[start]

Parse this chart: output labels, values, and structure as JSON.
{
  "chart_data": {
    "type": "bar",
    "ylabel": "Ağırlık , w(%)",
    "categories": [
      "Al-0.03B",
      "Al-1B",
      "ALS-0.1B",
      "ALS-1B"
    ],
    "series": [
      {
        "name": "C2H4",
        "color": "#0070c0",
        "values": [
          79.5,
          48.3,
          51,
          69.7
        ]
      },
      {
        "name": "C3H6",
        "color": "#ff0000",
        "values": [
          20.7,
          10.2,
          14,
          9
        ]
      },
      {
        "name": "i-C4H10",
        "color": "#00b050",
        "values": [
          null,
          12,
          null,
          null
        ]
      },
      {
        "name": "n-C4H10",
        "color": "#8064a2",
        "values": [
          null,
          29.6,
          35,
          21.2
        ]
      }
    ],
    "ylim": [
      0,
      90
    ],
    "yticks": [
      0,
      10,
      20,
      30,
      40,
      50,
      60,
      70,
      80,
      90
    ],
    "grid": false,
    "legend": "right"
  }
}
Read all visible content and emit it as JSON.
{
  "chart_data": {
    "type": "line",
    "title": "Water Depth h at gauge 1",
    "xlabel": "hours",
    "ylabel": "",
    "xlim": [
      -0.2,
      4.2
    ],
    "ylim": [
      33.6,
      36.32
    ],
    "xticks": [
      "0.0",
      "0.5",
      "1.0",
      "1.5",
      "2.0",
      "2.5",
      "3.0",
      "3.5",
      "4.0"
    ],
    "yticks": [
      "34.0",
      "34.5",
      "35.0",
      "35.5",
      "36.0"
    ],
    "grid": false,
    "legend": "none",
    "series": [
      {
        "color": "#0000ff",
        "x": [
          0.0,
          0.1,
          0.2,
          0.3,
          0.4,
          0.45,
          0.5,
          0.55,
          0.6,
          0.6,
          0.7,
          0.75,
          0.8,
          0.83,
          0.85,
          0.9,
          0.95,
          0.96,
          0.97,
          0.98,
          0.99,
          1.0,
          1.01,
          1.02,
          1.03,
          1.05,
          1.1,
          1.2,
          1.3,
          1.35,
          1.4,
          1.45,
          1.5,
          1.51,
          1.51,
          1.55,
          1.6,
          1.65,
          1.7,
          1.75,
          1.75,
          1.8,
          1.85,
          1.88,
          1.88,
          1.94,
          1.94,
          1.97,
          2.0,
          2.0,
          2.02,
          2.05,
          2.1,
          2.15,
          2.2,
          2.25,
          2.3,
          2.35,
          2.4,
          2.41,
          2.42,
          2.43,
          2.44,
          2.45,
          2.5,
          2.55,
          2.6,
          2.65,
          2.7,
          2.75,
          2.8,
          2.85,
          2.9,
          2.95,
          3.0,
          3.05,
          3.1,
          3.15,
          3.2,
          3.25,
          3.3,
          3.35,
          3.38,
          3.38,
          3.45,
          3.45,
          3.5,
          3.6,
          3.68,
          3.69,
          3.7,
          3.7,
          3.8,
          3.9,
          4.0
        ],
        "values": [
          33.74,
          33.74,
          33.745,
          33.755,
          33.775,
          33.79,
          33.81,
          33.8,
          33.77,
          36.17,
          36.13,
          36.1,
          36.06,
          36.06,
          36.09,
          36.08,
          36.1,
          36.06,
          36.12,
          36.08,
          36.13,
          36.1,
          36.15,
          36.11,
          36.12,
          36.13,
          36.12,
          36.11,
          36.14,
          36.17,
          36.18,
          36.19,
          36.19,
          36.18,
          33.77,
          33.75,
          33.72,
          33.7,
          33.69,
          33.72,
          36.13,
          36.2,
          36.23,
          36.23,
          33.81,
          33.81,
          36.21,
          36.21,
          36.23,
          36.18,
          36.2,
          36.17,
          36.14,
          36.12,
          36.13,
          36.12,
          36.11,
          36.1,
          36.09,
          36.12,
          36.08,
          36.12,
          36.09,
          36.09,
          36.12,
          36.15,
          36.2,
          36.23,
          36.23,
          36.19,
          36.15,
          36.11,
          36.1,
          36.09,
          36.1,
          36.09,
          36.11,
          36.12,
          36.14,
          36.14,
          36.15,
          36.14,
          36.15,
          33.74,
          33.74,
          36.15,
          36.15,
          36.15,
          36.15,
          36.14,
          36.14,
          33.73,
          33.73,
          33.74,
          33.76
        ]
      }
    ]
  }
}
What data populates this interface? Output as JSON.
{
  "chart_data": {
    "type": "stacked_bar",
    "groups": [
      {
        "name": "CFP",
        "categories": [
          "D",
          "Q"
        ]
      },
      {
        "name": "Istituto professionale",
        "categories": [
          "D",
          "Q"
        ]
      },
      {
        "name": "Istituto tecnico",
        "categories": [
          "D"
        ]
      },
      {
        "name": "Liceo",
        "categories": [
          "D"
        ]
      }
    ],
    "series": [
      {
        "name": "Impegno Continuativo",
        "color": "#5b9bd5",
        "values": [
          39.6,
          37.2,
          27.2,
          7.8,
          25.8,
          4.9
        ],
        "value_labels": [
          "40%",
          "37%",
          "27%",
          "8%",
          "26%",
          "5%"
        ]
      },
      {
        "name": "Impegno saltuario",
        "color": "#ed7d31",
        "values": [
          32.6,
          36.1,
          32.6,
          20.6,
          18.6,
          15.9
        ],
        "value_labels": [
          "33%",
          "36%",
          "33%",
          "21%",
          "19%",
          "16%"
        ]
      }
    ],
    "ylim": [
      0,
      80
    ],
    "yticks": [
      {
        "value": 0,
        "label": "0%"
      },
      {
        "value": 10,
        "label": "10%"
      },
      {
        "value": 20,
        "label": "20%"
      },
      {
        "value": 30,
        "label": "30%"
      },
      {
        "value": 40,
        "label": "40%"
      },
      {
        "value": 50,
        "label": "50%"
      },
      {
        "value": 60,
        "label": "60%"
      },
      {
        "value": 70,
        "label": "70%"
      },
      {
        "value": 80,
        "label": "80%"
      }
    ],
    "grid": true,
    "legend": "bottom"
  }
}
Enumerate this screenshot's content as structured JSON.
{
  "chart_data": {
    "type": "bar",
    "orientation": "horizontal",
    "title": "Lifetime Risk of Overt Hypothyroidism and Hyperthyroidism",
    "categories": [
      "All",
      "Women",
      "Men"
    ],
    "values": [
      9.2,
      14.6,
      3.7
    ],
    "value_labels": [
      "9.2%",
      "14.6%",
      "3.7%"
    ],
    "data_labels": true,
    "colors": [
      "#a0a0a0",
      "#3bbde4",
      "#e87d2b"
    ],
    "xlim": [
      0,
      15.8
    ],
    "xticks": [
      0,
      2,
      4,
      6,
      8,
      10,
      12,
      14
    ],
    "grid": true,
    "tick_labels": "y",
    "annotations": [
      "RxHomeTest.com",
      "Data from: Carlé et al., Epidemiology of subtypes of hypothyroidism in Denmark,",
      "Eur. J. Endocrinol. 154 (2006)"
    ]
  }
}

[end]

Determine how many lines in the data above contain the string "title". Give nothing except the number.

Written reply: 2